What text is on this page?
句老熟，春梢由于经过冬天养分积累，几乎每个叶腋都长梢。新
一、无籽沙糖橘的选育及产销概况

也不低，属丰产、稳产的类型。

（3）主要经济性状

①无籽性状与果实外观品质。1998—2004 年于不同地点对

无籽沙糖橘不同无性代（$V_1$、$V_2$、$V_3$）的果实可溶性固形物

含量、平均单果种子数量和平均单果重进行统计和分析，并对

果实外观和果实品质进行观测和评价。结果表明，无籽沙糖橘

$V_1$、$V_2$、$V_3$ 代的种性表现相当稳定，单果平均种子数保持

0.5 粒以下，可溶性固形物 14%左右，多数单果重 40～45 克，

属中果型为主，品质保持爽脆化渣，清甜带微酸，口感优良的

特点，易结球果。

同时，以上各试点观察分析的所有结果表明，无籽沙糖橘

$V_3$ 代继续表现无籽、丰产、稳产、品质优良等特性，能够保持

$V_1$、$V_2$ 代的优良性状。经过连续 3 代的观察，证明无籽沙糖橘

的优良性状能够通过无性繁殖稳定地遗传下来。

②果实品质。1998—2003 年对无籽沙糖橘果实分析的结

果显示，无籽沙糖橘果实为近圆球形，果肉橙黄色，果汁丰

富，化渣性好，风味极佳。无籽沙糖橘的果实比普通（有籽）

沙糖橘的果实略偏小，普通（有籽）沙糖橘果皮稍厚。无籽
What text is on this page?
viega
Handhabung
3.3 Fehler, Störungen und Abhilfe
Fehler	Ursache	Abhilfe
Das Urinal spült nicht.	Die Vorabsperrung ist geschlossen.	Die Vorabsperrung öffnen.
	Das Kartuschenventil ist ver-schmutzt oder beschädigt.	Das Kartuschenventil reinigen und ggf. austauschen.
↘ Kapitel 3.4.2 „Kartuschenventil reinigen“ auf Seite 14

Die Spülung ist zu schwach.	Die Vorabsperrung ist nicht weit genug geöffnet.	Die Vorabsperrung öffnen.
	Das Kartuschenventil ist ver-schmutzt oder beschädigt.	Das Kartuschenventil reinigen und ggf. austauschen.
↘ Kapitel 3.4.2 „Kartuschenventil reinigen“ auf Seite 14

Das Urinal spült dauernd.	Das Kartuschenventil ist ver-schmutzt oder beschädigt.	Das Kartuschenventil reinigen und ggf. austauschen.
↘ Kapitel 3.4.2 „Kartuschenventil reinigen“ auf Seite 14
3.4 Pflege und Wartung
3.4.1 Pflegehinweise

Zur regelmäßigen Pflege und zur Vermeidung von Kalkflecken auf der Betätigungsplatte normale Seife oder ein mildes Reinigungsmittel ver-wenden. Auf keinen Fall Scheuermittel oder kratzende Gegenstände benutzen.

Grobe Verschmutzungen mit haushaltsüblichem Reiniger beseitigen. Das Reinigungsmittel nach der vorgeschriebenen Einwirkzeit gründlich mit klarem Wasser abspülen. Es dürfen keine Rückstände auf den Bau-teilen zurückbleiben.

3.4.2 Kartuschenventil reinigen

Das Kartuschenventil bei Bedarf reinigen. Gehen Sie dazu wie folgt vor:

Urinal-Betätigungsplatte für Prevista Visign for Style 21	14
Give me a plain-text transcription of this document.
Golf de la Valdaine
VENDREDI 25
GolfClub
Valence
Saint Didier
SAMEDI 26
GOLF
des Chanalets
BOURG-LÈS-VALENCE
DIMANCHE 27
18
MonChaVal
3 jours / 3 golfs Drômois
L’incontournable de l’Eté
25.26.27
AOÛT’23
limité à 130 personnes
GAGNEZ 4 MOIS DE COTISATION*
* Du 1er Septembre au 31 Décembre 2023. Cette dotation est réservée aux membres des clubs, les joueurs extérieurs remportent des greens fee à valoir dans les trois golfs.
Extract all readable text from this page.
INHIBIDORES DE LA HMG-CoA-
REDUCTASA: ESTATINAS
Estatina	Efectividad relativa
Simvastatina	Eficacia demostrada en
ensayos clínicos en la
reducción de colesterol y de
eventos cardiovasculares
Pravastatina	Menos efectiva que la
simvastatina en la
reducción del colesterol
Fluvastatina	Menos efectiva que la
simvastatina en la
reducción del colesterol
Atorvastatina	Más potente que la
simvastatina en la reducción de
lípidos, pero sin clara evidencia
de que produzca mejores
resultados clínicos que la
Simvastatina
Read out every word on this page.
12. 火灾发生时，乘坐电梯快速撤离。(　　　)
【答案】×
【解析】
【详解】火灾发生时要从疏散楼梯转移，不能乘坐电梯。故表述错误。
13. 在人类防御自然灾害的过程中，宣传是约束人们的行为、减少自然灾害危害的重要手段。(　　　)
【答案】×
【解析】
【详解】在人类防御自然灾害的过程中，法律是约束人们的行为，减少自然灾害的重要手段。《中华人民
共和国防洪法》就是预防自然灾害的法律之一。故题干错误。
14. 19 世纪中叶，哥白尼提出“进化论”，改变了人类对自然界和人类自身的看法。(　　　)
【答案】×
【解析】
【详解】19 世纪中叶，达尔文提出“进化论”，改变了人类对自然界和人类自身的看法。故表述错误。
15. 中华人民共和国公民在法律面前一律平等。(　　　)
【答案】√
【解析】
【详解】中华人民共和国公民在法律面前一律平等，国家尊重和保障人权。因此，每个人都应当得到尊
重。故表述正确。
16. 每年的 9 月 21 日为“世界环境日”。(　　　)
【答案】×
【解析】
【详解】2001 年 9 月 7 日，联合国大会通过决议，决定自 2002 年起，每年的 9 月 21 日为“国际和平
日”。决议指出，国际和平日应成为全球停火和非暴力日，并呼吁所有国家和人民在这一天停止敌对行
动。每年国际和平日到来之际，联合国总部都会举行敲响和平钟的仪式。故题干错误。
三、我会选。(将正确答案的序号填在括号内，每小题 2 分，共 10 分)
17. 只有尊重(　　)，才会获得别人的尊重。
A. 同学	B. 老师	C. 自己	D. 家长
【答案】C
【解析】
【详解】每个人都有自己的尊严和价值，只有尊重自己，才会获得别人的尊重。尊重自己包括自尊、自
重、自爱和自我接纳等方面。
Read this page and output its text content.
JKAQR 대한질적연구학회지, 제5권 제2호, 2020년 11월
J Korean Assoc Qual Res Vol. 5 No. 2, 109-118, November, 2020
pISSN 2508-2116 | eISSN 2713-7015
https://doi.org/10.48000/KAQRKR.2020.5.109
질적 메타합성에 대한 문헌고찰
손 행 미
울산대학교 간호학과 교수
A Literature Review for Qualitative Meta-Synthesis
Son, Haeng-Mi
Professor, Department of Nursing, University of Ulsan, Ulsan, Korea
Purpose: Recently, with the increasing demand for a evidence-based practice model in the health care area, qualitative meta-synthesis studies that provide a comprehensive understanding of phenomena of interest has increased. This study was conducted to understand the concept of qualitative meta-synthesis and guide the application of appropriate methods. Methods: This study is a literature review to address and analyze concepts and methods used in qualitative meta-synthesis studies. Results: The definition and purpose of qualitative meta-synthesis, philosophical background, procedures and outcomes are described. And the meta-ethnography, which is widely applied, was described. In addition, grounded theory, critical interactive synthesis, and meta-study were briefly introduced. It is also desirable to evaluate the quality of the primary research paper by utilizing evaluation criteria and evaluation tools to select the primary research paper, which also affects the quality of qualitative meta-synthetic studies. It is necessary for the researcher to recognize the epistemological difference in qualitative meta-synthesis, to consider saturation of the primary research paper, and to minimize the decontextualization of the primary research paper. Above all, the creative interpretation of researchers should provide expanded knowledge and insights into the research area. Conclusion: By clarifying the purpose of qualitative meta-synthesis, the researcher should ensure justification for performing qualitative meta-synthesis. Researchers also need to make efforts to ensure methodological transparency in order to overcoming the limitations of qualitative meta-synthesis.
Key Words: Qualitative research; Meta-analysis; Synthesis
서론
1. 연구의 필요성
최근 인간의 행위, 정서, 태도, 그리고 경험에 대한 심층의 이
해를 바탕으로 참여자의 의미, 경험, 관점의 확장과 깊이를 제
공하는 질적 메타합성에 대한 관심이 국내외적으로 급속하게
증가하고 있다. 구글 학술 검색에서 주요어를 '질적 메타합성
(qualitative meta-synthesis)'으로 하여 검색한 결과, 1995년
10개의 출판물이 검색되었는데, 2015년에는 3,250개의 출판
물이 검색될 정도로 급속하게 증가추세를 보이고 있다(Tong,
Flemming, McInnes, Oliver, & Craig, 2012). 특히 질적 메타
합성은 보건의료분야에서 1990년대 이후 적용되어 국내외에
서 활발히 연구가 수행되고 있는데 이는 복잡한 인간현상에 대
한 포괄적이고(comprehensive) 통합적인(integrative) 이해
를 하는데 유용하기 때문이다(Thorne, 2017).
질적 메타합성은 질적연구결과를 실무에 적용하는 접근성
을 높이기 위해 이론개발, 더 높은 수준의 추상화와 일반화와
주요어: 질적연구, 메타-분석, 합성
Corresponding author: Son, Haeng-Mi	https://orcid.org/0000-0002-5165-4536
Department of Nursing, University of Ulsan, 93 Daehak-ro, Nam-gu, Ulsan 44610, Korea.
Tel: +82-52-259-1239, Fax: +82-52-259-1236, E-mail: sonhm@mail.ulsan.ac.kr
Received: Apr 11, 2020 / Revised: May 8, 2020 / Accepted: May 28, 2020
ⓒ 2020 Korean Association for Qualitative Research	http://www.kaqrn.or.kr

------------------------------

Aim of the task> Gather all lines of the records that include the word "clínicos".

Response below>
ensayos clínicos en la
resultados clínicos que la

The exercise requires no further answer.